═══ Data extract ═══

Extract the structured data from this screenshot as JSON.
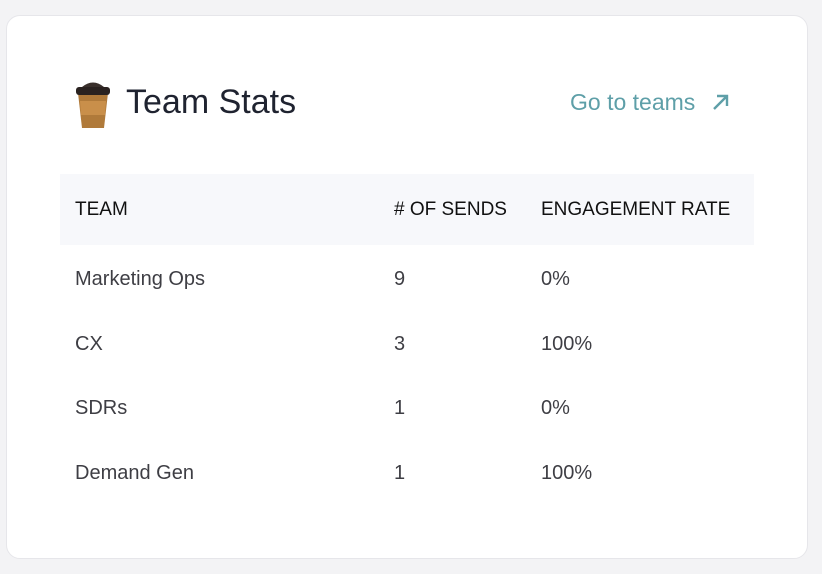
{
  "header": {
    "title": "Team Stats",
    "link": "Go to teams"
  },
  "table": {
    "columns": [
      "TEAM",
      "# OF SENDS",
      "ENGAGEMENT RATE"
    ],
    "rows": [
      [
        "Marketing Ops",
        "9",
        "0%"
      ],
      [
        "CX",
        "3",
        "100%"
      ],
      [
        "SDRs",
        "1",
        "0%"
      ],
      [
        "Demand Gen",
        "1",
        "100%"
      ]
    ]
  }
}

═══

§ **Directions**
Are you able to set down all the lines above exactly, without any pictures?

§ **Result**
Extract the structured data from this screenshot as JSON.
{
  "header": {
    "title": "Team Stats",
    "link": "Go to teams"
  },
  "table": {
    "columns": [
      "TEAM",
      "# OF SENDS",
      "ENGAGEMENT RATE"
    ],
    "rows": [
      [
        "Marketing Ops",
        "9",
        "0%"
      ],
      [
        "CX",
        "3",
        "100%"
      ],
      [
        "SDRs",
        "1",
        "0%"
      ],
      [
        "Demand Gen",
        "1",
        "100%"
      ]
    ]
  }
}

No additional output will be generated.